Data entries for graphics
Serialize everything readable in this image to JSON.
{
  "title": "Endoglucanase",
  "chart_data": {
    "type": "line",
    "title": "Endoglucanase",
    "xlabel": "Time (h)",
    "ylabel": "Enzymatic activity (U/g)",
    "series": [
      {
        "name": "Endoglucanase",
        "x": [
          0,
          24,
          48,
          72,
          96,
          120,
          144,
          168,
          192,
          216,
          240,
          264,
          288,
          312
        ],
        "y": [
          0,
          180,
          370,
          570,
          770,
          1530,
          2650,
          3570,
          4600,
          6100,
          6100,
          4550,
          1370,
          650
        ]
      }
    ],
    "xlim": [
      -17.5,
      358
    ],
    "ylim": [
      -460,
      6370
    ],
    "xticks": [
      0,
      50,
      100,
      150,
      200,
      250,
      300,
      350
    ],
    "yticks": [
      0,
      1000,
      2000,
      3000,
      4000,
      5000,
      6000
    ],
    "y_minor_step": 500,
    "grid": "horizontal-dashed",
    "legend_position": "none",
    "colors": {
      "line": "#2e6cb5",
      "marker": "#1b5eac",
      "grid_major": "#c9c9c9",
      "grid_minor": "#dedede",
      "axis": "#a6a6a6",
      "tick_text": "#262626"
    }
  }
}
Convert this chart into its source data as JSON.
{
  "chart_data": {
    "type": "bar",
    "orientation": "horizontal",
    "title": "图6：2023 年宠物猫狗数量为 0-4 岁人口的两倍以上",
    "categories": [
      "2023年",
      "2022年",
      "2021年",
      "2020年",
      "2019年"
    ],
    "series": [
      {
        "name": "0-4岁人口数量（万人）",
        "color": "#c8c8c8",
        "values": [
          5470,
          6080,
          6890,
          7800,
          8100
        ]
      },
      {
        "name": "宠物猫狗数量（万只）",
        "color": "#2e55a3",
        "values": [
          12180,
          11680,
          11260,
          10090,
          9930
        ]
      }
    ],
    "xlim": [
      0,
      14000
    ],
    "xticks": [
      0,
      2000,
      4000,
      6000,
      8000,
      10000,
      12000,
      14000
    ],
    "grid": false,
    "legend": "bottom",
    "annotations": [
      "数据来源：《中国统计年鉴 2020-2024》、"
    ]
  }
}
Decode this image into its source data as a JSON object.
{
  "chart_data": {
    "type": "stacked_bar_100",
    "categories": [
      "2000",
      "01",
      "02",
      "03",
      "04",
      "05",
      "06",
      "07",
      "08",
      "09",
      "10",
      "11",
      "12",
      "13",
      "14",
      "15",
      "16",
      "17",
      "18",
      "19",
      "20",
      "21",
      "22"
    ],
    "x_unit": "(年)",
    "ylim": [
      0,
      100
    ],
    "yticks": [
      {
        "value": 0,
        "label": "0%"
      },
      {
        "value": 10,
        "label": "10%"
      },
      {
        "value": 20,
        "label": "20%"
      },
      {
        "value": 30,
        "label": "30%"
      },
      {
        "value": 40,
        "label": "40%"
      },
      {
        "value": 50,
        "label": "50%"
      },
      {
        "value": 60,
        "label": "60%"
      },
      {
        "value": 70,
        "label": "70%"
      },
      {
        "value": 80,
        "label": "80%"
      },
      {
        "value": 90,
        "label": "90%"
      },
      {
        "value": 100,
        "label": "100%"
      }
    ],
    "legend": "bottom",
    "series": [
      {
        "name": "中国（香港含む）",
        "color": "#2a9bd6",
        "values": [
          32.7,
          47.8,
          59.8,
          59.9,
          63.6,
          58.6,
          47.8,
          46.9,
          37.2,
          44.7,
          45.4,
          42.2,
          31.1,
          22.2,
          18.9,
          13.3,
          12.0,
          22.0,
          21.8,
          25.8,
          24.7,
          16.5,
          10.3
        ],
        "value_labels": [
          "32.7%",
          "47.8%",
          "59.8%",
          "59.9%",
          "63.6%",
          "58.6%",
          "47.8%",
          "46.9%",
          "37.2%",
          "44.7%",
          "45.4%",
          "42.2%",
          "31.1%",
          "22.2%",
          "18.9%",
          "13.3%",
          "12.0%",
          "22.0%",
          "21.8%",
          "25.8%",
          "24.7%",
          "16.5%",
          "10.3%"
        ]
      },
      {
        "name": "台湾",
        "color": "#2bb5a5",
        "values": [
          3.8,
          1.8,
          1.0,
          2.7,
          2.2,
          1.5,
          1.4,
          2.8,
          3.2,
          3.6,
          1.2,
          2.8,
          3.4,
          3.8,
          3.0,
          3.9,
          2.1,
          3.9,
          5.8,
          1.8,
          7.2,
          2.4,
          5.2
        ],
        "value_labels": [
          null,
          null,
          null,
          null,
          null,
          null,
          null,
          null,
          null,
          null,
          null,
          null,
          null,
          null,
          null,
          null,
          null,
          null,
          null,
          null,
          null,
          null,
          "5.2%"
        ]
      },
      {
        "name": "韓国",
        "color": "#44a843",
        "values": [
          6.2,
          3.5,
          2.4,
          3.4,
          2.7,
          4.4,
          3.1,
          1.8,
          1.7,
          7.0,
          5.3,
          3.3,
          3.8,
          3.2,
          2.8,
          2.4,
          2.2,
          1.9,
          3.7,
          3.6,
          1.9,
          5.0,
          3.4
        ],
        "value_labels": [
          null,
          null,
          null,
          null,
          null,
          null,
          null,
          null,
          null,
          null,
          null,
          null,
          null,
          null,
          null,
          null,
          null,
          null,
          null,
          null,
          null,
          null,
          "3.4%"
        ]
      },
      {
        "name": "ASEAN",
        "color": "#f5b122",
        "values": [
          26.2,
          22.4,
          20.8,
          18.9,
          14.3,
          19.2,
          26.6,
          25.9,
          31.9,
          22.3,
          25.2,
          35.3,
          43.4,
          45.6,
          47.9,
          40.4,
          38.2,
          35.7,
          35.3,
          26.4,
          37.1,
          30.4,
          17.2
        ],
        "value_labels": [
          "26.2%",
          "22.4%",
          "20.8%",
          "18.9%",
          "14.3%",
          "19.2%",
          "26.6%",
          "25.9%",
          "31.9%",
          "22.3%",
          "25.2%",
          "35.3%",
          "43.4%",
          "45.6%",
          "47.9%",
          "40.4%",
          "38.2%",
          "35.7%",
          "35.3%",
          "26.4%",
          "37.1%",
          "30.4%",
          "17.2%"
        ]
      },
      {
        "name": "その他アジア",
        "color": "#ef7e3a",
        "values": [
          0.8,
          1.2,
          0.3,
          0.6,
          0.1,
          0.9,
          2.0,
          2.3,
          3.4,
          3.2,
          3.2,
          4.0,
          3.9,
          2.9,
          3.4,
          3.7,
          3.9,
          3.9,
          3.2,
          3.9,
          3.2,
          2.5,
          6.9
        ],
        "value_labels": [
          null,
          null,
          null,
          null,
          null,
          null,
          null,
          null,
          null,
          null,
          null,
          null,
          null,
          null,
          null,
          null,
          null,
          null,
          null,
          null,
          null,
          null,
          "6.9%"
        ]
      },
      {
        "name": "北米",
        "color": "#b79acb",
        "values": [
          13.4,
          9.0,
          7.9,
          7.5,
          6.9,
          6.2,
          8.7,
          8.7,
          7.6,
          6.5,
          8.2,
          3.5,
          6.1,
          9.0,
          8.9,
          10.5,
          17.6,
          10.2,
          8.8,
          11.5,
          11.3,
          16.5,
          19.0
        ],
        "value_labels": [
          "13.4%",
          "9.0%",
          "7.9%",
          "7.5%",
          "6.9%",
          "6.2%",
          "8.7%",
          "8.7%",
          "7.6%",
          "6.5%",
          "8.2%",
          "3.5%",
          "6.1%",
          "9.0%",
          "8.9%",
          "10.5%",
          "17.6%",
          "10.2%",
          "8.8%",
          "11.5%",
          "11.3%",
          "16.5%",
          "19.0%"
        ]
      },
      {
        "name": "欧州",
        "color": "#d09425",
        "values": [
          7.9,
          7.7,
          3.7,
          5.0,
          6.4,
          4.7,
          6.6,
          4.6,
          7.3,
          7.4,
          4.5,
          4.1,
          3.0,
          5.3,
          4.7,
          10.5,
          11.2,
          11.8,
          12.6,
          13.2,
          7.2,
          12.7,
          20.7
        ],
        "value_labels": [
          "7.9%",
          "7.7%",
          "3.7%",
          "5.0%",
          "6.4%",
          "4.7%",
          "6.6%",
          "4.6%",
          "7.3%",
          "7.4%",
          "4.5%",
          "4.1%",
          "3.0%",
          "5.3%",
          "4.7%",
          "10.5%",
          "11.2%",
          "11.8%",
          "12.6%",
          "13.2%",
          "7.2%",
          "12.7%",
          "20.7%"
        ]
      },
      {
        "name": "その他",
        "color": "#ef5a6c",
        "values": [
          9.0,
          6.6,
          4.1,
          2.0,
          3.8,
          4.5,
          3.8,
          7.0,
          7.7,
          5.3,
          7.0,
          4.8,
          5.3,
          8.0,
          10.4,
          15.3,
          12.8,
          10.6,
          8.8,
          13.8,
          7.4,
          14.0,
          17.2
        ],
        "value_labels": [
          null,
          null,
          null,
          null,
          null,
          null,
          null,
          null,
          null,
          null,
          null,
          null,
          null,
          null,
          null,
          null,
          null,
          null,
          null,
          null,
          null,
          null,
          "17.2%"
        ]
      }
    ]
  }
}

> _PROBLEM_
Check each line of the entries above, and show every one holding the word "Endoglucanase".

> _TASK ANSWER_
  "title": "Endoglucanase",
    "title": "Endoglucanase",
        "name": "Endoglucanase",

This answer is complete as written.